**GIVEN TASK:**
In the entries below, locate the line with "Type out the text in this image.", then give again that line and all lines after it, exactly, with pictures omitted.

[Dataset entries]
** Begin **
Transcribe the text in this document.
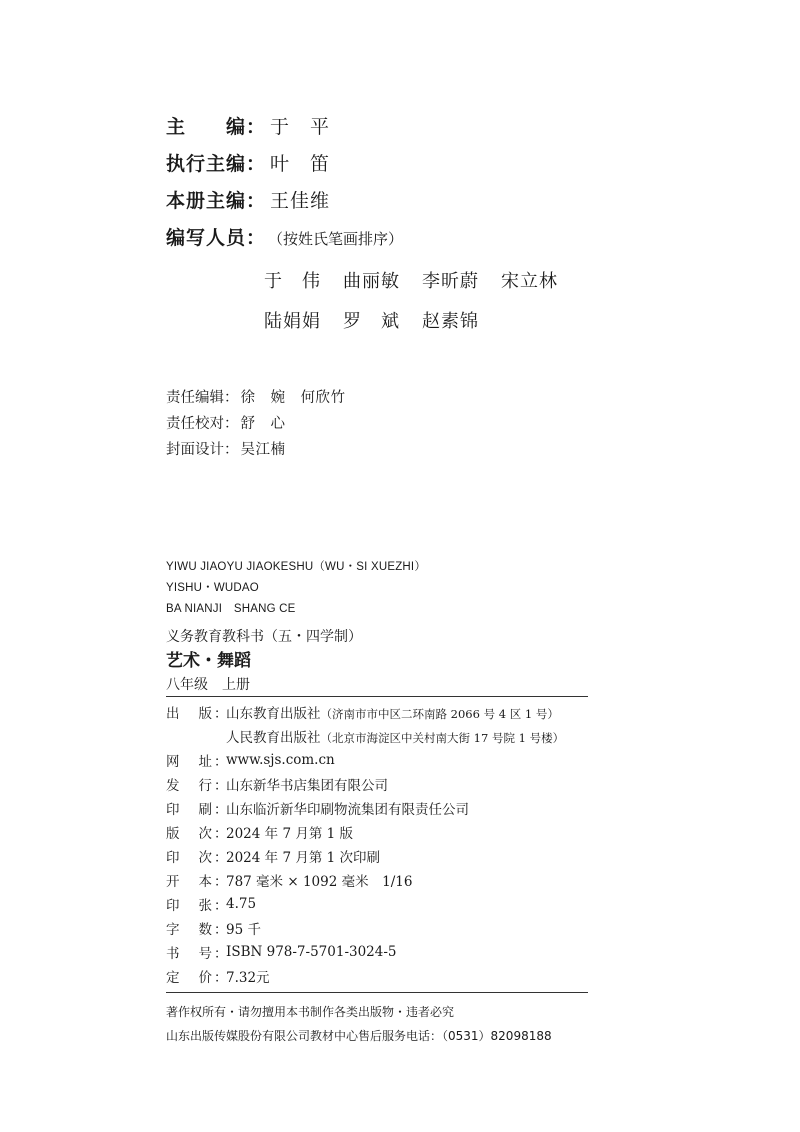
主　　编 ： 于　平
执行主编 ： 叶　笛
本册主编 ： 王佳维
编写人员 ： （按姓氏笔画排序）
于　伟 曲丽敏 李昕蔚 宋立林
陆娟娟 罗　斌 赵素锦
责任编辑： 徐　婉　何欣竹
责任校对： 舒　心
封面设计： 吴江楠
YIWU JIAOYU JIAOKESHU（WU・SI XUEZHI）
YISHU・WUDAO
BA NIANJI　SHANG CE
义务教育教科书（五・四学制）
艺术・舞蹈
八年级　上册
出 版 ：
山东教育出版社（济南市市中区二环南路 2066 号 4 区 1 号）
人民教育出版社（北京市海淀区中关村南大街 17 号院 1 号楼）
网 址 ：
www.sjs.com.cn
发 行 ：
山东新华书店集团有限公司
印 刷 ：
山东临沂新华印刷物流集团有限责任公司
版 次 ：
2024 年 7 月第 1 版
印 次 ：
2024 年 7 月第 1 次印刷
开 本 ：
787 毫米 × 1092 毫米　1/16
印 张 ：
4.75
字 数 ：
95 千
书 号 ：
ISBN 978-7-5701-3024-5
定 价 ：
7.32元
著作权所有・请勿擅用本书制作各类出版物・违者必究
山东出版传媒股份有限公司教材中心售后服务电话：（0531）82098188
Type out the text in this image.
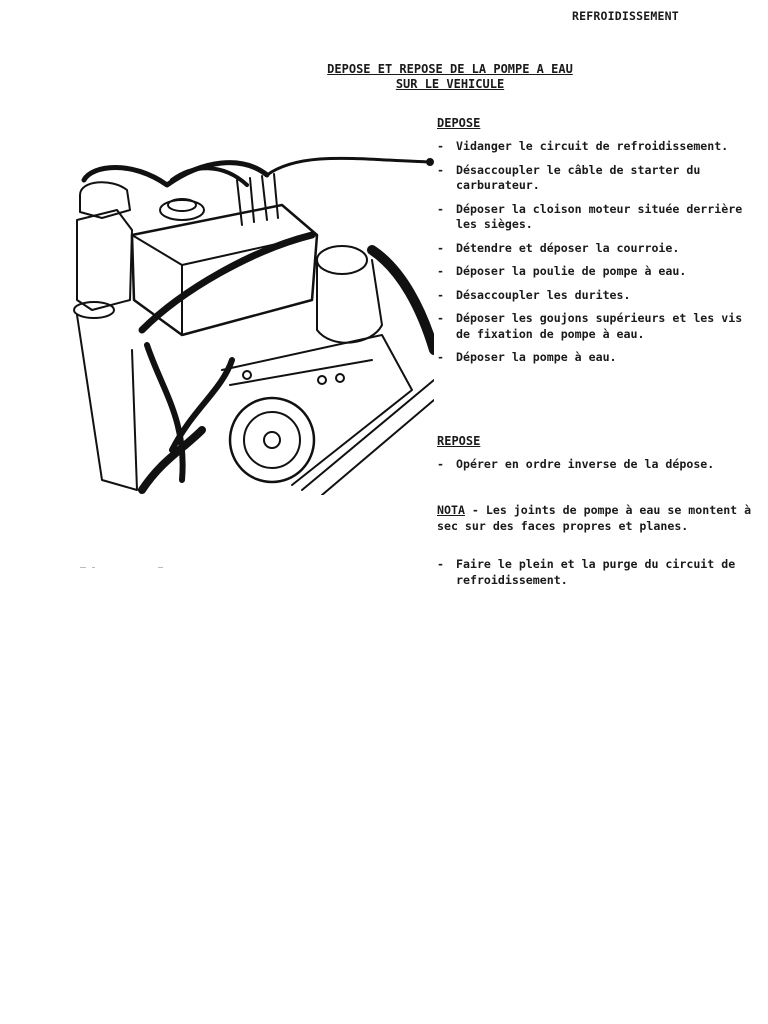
REFROIDISSEMENT
DEPOSE ET REPOSE DE LA POMPE A EAU
SUR LE VEHICULE
DEPOSE
- Vidanger le circuit de refroidissement.
- Désaccoupler le câble de starter du carburateur.
- Déposer la cloison moteur située derrière les sièges.
- Détendre et déposer la courroie.
- Déposer la poulie de pompe à eau.
- Désaccoupler les durites.
- Déposer les goujons supérieurs et les vis de fixation de pompe à eau.
- Déposer la pompe à eau.
REPOSE
- Opérer en ordre inverse de la dépose.
NOTA - Les joints de pompe à eau se montent à sec sur des faces propres et planes.
- Faire le plein et la purge du circuit de refroidissement.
** End **
**THE OUTPUT:**
Type out the text in this image.
REFROIDISSEMENT
DEPOSE ET REPOSE DE LA POMPE A EAU
SUR LE VEHICULE
DEPOSE
- Vidanger le circuit de refroidissement.
- Désaccoupler le câble de starter du carburateur.
- Déposer la cloison moteur située derrière les sièges.
- Détendre et déposer la courroie.
- Déposer la poulie de pompe à eau.
- Désaccoupler les durites.
- Déposer les goujons supérieurs et les vis de fixation de pompe à eau.
- Déposer la pompe à eau.
REPOSE
- Opérer en ordre inverse de la dépose.
NOTA - Les joints de pompe à eau se montent à sec sur des faces propres et planes.
- Faire le plein et la purge du circuit de refroidissement.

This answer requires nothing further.